[BEGIN]

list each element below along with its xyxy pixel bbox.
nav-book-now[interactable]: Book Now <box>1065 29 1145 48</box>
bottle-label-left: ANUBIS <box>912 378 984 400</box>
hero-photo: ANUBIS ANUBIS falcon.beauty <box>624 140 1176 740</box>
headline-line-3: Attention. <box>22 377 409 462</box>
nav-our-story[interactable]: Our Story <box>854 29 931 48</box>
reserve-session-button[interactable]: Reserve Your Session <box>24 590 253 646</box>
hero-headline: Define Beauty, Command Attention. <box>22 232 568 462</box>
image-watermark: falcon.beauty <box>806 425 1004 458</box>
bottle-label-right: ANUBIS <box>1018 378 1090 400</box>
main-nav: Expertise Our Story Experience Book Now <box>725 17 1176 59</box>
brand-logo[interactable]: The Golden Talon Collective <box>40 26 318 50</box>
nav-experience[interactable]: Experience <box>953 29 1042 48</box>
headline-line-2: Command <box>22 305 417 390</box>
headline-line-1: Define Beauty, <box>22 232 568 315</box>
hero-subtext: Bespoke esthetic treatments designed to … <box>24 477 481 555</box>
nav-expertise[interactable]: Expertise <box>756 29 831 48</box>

[END]

Instruction ->
Count the lines in the data above that contain the string "interactable", matching case exactly, and reply with only the number.

Full answer ->
6